REQUIRED TASK -> The records that follow must be repeated verbatim, every one of them.
* Begin DATA TO USE *
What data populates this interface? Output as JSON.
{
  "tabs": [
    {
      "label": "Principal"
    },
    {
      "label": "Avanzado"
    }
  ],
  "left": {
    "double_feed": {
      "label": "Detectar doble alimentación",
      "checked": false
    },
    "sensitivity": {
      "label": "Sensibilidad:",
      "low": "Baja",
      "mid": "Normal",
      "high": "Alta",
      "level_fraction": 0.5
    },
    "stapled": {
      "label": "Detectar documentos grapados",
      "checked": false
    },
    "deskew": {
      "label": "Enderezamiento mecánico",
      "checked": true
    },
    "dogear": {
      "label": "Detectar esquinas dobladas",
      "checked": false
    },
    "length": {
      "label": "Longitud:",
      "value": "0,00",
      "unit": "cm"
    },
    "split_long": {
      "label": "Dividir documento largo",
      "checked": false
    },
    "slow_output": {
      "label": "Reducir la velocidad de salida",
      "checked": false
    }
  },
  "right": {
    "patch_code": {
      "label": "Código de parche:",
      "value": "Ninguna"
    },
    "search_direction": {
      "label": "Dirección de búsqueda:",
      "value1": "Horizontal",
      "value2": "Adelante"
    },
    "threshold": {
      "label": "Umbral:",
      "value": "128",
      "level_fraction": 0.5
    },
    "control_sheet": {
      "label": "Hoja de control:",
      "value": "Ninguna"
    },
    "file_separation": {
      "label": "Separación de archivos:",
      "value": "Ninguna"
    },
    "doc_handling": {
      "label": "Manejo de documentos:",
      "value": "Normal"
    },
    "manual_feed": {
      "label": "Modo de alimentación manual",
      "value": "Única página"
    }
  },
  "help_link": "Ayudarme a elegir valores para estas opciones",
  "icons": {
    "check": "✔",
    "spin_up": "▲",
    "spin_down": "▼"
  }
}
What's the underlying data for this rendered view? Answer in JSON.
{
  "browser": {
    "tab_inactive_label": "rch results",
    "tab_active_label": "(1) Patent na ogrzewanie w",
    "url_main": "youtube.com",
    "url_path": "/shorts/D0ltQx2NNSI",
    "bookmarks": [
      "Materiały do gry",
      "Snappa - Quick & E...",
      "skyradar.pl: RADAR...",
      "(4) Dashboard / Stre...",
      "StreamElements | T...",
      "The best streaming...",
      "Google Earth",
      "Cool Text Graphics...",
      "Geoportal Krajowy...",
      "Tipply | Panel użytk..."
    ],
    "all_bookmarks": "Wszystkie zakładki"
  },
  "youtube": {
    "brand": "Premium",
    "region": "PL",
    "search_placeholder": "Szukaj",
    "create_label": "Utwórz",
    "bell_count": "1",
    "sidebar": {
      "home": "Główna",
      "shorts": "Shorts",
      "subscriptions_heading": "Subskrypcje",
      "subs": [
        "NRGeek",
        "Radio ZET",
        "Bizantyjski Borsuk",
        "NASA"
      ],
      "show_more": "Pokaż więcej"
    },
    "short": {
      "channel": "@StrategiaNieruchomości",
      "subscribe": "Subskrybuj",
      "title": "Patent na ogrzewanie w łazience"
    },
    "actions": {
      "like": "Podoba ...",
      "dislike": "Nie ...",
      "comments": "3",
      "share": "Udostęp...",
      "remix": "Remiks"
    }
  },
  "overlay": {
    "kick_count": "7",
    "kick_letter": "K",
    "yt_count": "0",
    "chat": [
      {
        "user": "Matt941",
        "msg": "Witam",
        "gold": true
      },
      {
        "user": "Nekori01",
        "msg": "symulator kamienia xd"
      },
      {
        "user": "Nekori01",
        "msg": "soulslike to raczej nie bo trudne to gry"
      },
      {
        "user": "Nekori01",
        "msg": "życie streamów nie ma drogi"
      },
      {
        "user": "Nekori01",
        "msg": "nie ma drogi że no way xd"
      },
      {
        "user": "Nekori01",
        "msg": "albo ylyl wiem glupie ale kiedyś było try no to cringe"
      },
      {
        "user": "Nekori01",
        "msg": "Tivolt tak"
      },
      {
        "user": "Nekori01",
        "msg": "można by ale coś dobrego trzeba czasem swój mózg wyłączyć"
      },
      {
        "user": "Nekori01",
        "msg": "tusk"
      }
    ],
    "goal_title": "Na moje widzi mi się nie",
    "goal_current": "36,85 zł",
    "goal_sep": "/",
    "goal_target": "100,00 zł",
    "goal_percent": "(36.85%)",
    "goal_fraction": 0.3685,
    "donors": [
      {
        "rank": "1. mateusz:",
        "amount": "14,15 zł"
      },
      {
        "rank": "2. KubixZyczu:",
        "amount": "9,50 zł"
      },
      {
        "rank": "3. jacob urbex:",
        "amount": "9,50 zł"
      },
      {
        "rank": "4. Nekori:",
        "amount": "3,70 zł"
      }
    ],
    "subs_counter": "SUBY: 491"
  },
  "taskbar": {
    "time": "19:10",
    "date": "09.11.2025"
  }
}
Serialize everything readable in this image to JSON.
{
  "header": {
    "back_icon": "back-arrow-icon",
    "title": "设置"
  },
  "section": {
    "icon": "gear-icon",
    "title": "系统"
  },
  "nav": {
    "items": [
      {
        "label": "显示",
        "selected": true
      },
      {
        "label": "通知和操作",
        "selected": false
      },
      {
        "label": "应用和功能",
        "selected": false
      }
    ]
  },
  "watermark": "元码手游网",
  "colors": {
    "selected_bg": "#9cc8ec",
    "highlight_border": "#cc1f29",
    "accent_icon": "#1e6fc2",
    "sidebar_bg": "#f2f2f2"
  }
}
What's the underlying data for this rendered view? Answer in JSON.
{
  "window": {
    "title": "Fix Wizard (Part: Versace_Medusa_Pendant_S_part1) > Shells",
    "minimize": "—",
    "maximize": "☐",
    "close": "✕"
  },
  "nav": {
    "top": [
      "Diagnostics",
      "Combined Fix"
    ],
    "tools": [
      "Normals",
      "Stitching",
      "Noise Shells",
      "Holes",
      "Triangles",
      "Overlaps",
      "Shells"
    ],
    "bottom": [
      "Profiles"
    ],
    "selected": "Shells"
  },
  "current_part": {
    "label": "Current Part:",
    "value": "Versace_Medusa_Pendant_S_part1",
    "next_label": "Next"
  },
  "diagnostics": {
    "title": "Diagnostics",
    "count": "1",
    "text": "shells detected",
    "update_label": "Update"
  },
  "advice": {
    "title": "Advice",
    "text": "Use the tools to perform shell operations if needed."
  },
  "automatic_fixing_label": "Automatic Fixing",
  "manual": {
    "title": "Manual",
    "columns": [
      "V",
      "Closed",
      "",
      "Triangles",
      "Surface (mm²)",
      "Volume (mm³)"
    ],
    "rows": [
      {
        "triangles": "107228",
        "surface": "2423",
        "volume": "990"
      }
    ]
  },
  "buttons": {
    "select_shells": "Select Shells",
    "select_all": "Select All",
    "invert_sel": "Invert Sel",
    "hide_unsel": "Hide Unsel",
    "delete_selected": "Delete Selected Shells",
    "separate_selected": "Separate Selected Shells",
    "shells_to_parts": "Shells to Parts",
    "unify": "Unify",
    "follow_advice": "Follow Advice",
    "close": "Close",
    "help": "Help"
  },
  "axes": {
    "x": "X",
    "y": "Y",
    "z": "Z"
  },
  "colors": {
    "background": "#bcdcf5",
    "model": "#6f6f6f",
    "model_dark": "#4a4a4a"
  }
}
* End DATA TO USE *
TASK OUTPUT ->
What data populates this interface? Output as JSON.
{
  "tabs": [
    {
      "label": "Principal"
    },
    {
      "label": "Avanzado"
    }
  ],
  "left": {
    "double_feed": {
      "label": "Detectar doble alimentación",
      "checked": false
    },
    "sensitivity": {
      "label": "Sensibilidad:",
      "low": "Baja",
      "mid": "Normal",
      "high": "Alta",
      "level_fraction": 0.5
    },
    "stapled": {
      "label": "Detectar documentos grapados",
      "checked": false
    },
    "deskew": {
      "label": "Enderezamiento mecánico",
      "checked": true
    },
    "dogear": {
      "label": "Detectar esquinas dobladas",
      "checked": false
    },
    "length": {
      "label": "Longitud:",
      "value": "0,00",
      "unit": "cm"
    },
    "split_long": {
      "label": "Dividir documento largo",
      "checked": false
    },
    "slow_output": {
      "label": "Reducir la velocidad de salida",
      "checked": false
    }
  },
  "right": {
    "patch_code": {
      "label": "Código de parche:",
      "value": "Ninguna"
    },
    "search_direction": {
      "label": "Dirección de búsqueda:",
      "value1": "Horizontal",
      "value2": "Adelante"
    },
    "threshold": {
      "label": "Umbral:",
      "value": "128",
      "level_fraction": 0.5
    },
    "control_sheet": {
      "label": "Hoja de control:",
      "value": "Ninguna"
    },
    "file_separation": {
      "label": "Separación de archivos:",
      "value": "Ninguna"
    },
    "doc_handling": {
      "label": "Manejo de documentos:",
      "value": "Normal"
    },
    "manual_feed": {
      "label": "Modo de alimentación manual",
      "value": "Única página"
    }
  },
  "help_link": "Ayudarme a elegir valores para estas opciones",
  "icons": {
    "check": "✔",
    "spin_up": "▲",
    "spin_down": "▼"
  }
}
What's the underlying data for this rendered view? Answer in JSON.
{
  "browser": {
    "tab_inactive_label": "rch results",
    "tab_active_label": "(1) Patent na ogrzewanie w",
    "url_main": "youtube.com",
    "url_path": "/shorts/D0ltQx2NNSI",
    "bookmarks": [
      "Materiały do gry",
      "Snappa - Quick & E...",
      "skyradar.pl: RADAR...",
      "(4) Dashboard / Stre...",
      "StreamElements | T...",
      "The best streaming...",
      "Google Earth",
      "Cool Text Graphics...",
      "Geoportal Krajowy...",
      "Tipply | Panel użytk..."
    ],
    "all_bookmarks": "Wszystkie zakładki"
  },
  "youtube": {
    "brand": "Premium",
    "region": "PL",
    "search_placeholder": "Szukaj",
    "create_label": "Utwórz",
    "bell_count": "1",
    "sidebar": {
      "home": "Główna",
      "shorts": "Shorts",
      "subscriptions_heading": "Subskrypcje",
      "subs": [
        "NRGeek",
        "Radio ZET",
        "Bizantyjski Borsuk",
        "NASA"
      ],
      "show_more": "Pokaż więcej"
    },
    "short": {
      "channel": "@StrategiaNieruchomości",
      "subscribe": "Subskrybuj",
      "title": "Patent na ogrzewanie w łazience"
    },
    "actions": {
      "like": "Podoba ...",
      "dislike": "Nie ...",
      "comments": "3",
      "share": "Udostęp...",
      "remix": "Remiks"
    }
  },
  "overlay": {
    "kick_count": "7",
    "kick_letter": "K",
    "yt_count": "0",
    "chat": [
      {
        "user": "Matt941",
        "msg": "Witam",
        "gold": true
      },
      {
        "user": "Nekori01",
        "msg": "symulator kamienia xd"
      },
      {
        "user": "Nekori01",
        "msg": "soulslike to raczej nie bo trudne to gry"
      },
      {
        "user": "Nekori01",
        "msg": "życie streamów nie ma drogi"
      },
      {
        "user": "Nekori01",
        "msg": "nie ma drogi że no way xd"
      },
      {
        "user": "Nekori01",
        "msg": "albo ylyl wiem glupie ale kiedyś było try no to cringe"
      },
      {
        "user": "Nekori01",
        "msg": "Tivolt tak"
      },
      {
        "user": "Nekori01",
        "msg": "można by ale coś dobrego trzeba czasem swój mózg wyłączyć"
      },
      {
        "user": "Nekori01",
        "msg": "tusk"
      }
    ],
    "goal_title": "Na moje widzi mi się nie",
    "goal_current": "36,85 zł",
    "goal_sep": "/",
    "goal_target": "100,00 zł",
    "goal_percent": "(36.85%)",
    "goal_fraction": 0.3685,
    "donors": [
      {
        "rank": "1. mateusz:",
        "amount": "14,15 zł"
      },
      {
        "rank": "2. KubixZyczu:",
        "amount": "9,50 zł"
      },
      {
        "rank": "3. jacob urbex:",
        "amount": "9,50 zł"
      },
      {
        "rank": "4. Nekori:",
        "amount": "3,70 zł"
      }
    ],
    "subs_counter": "SUBY: 491"
  },
  "taskbar": {
    "time": "19:10",
    "date": "09.11.2025"
  }
}
Serialize everything readable in this image to JSON.
{
  "header": {
    "back_icon": "back-arrow-icon",
    "title": "设置"
  },
  "section": {
    "icon": "gear-icon",
    "title": "系统"
  },
  "nav": {
    "items": [
      {
        "label": "显示",
        "selected": true
      },
      {
        "label": "通知和操作",
        "selected": false
      },
      {
        "label": "应用和功能",
        "selected": false
      }
    ]
  },
  "watermark": "元码手游网",
  "colors": {
    "selected_bg": "#9cc8ec",
    "highlight_border": "#cc1f29",
    "accent_icon": "#1e6fc2",
    "sidebar_bg": "#f2f2f2"
  }
}
What's the underlying data for this rendered view? Answer in JSON.
{
  "window": {
    "title": "Fix Wizard (Part: Versace_Medusa_Pendant_S_part1) > Shells",
    "minimize": "—",
    "maximize": "☐",
    "close": "✕"
  },
  "nav": {
    "top": [
      "Diagnostics",
      "Combined Fix"
    ],
    "tools": [
      "Normals",
      "Stitching",
      "Noise Shells",
      "Holes",
      "Triangles",
      "Overlaps",
      "Shells"
    ],
    "bottom": [
      "Profiles"
    ],
    "selected": "Shells"
  },
  "current_part": {
    "label": "Current Part:",
    "value": "Versace_Medusa_Pendant_S_part1",
    "next_label": "Next"
  },
  "diagnostics": {
    "title": "Diagnostics",
    "count": "1",
    "text": "shells detected",
    "update_label": "Update"
  },
  "advice": {
    "title": "Advice",
    "text": "Use the tools to perform shell operations if needed."
  },
  "automatic_fixing_label": "Automatic Fixing",
  "manual": {
    "title": "Manual",
    "columns": [
      "V",
      "Closed",
      "",
      "Triangles",
      "Surface (mm²)",
      "Volume (mm³)"
    ],
    "rows": [
      {
        "triangles": "107228",
        "surface": "2423",
        "volume": "990"
      }
    ]
  },
  "buttons": {
    "select_shells": "Select Shells",
    "select_all": "Select All",
    "invert_sel": "Invert Sel",
    "hide_unsel": "Hide Unsel",
    "delete_selected": "Delete Selected Shells",
    "separate_selected": "Separate Selected Shells",
    "shells_to_parts": "Shells to Parts",
    "unify": "Unify",
    "follow_advice": "Follow Advice",
    "close": "Close",
    "help": "Help"
  },
  "axes": {
    "x": "X",
    "y": "Y",
    "z": "Z"
  },
  "colors": {
    "background": "#bcdcf5",
    "model": "#6f6f6f",
    "model_dark": "#4a4a4a"
  }
}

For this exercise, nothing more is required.